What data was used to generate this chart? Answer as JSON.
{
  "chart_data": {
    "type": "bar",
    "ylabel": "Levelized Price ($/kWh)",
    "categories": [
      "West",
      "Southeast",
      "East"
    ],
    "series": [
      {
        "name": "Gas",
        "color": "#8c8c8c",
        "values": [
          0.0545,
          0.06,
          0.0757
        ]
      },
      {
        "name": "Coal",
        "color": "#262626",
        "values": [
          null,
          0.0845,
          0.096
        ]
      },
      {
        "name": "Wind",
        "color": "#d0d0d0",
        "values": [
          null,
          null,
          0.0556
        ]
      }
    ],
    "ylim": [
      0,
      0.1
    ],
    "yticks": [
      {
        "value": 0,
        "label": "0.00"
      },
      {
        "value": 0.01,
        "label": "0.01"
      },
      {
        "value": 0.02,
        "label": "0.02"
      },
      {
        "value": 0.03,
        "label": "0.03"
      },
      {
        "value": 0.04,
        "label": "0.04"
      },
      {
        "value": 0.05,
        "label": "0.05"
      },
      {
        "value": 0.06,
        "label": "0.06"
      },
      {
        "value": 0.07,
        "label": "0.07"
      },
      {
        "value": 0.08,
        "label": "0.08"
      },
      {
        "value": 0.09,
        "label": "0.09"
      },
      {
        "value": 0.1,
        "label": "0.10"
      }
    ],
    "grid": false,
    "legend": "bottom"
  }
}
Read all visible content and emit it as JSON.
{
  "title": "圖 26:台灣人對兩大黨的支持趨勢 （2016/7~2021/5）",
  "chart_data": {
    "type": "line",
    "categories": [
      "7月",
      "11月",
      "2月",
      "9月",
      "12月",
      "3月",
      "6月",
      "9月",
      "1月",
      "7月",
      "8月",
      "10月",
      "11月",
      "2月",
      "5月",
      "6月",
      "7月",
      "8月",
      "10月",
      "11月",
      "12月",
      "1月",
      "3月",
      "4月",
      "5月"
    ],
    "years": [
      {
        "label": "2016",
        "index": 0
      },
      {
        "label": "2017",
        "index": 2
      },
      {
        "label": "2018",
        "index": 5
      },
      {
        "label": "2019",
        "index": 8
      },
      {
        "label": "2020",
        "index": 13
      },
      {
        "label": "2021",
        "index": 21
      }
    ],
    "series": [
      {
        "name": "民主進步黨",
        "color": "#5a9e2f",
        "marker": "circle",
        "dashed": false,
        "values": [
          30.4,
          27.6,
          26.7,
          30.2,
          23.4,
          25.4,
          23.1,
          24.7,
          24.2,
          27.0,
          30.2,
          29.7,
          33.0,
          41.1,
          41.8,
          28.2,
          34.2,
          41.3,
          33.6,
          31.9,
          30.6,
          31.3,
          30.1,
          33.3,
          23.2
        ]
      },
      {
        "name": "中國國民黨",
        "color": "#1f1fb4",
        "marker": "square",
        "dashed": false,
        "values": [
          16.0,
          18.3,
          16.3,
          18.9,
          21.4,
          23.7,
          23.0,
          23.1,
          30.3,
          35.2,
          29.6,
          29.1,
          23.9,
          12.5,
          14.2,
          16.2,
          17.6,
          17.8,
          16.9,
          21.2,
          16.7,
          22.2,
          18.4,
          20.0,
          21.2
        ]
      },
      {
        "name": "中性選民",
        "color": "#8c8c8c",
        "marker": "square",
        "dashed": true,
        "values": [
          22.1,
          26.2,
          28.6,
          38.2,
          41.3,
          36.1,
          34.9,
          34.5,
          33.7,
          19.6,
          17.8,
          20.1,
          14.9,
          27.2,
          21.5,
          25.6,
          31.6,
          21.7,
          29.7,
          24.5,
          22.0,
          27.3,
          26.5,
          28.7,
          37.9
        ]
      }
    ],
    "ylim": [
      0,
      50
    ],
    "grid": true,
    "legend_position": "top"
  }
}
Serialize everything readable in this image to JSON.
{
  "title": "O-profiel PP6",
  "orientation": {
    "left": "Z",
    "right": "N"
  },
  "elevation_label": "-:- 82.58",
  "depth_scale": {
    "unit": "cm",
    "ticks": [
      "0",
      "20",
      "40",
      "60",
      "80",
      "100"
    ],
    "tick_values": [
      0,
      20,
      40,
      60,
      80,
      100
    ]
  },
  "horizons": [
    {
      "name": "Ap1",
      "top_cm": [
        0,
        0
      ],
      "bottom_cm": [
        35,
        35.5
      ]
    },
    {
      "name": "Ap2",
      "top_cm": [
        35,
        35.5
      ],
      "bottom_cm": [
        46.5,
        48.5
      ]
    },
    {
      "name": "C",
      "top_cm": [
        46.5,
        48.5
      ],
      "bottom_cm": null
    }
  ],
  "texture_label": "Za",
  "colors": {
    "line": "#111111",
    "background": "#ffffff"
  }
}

---*---

* _Problem statement_: Your task is to transcribe the material exactly.

* _Reply to the exercise_:
What data was used to generate this chart? Answer as JSON.
{
  "chart_data": {
    "type": "bar",
    "ylabel": "Levelized Price ($/kWh)",
    "categories": [
      "West",
      "Southeast",
      "East"
    ],
    "series": [
      {
        "name": "Gas",
        "color": "#8c8c8c",
        "values": [
          0.0545,
          0.06,
          0.0757
        ]
      },
      {
        "name": "Coal",
        "color": "#262626",
        "values": [
          null,
          0.0845,
          0.096
        ]
      },
      {
        "name": "Wind",
        "color": "#d0d0d0",
        "values": [
          null,
          null,
          0.0556
        ]
      }
    ],
    "ylim": [
      0,
      0.1
    ],
    "yticks": [
      {
        "value": 0,
        "label": "0.00"
      },
      {
        "value": 0.01,
        "label": "0.01"
      },
      {
        "value": 0.02,
        "label": "0.02"
      },
      {
        "value": 0.03,
        "label": "0.03"
      },
      {
        "value": 0.04,
        "label": "0.04"
      },
      {
        "value": 0.05,
        "label": "0.05"
      },
      {
        "value": 0.06,
        "label": "0.06"
      },
      {
        "value": 0.07,
        "label": "0.07"
      },
      {
        "value": 0.08,
        "label": "0.08"
      },
      {
        "value": 0.09,
        "label": "0.09"
      },
      {
        "value": 0.1,
        "label": "0.10"
      }
    ],
    "grid": false,
    "legend": "bottom"
  }
}
Read all visible content and emit it as JSON.
{
  "title": "圖 26:台灣人對兩大黨的支持趨勢 （2016/7~2021/5）",
  "chart_data": {
    "type": "line",
    "categories": [
      "7月",
      "11月",
      "2月",
      "9月",
      "12月",
      "3月",
      "6月",
      "9月",
      "1月",
      "7月",
      "8月",
      "10月",
      "11月",
      "2月",
      "5月",
      "6月",
      "7月",
      "8月",
      "10月",
      "11月",
      "12月",
      "1月",
      "3月",
      "4月",
      "5月"
    ],
    "years": [
      {
        "label": "2016",
        "index": 0
      },
      {
        "label": "2017",
        "index": 2
      },
      {
        "label": "2018",
        "index": 5
      },
      {
        "label": "2019",
        "index": 8
      },
      {
        "label": "2020",
        "index": 13
      },
      {
        "label": "2021",
        "index": 21
      }
    ],
    "series": [
      {
        "name": "民主進步黨",
        "color": "#5a9e2f",
        "marker": "circle",
        "dashed": false,
        "values": [
          30.4,
          27.6,
          26.7,
          30.2,
          23.4,
          25.4,
          23.1,
          24.7,
          24.2,
          27.0,
          30.2,
          29.7,
          33.0,
          41.1,
          41.8,
          28.2,
          34.2,
          41.3,
          33.6,
          31.9,
          30.6,
          31.3,
          30.1,
          33.3,
          23.2
        ]
      },
      {
        "name": "中國國民黨",
        "color": "#1f1fb4",
        "marker": "square",
        "dashed": false,
        "values": [
          16.0,
          18.3,
          16.3,
          18.9,
          21.4,
          23.7,
          23.0,
          23.1,
          30.3,
          35.2,
          29.6,
          29.1,
          23.9,
          12.5,
          14.2,
          16.2,
          17.6,
          17.8,
          16.9,
          21.2,
          16.7,
          22.2,
          18.4,
          20.0,
          21.2
        ]
      },
      {
        "name": "中性選民",
        "color": "#8c8c8c",
        "marker": "square",
        "dashed": true,
        "values": [
          22.1,
          26.2,
          28.6,
          38.2,
          41.3,
          36.1,
          34.9,
          34.5,
          33.7,
          19.6,
          17.8,
          20.1,
          14.9,
          27.2,
          21.5,
          25.6,
          31.6,
          21.7,
          29.7,
          24.5,
          22.0,
          27.3,
          26.5,
          28.7,
          37.9
        ]
      }
    ],
    "ylim": [
      0,
      50
    ],
    "grid": true,
    "legend_position": "top"
  }
}
Serialize everything readable in this image to JSON.
{
  "title": "O-profiel PP6",
  "orientation": {
    "left": "Z",
    "right": "N"
  },
  "elevation_label": "-:- 82.58",
  "depth_scale": {
    "unit": "cm",
    "ticks": [
      "0",
      "20",
      "40",
      "60",
      "80",
      "100"
    ],
    "tick_values": [
      0,
      20,
      40,
      60,
      80,
      100
    ]
  },
  "horizons": [
    {
      "name": "Ap1",
      "top_cm": [
        0,
        0
      ],
      "bottom_cm": [
        35,
        35.5
      ]
    },
    {
      "name": "Ap2",
      "top_cm": [
        35,
        35.5
      ],
      "bottom_cm": [
        46.5,
        48.5
      ]
    },
    {
      "name": "C",
      "top_cm": [
        46.5,
        48.5
      ],
      "bottom_cm": null
    }
  ],
  "texture_label": "Za",
  "colors": {
    "line": "#111111",
    "background": "#ffffff"
  }
}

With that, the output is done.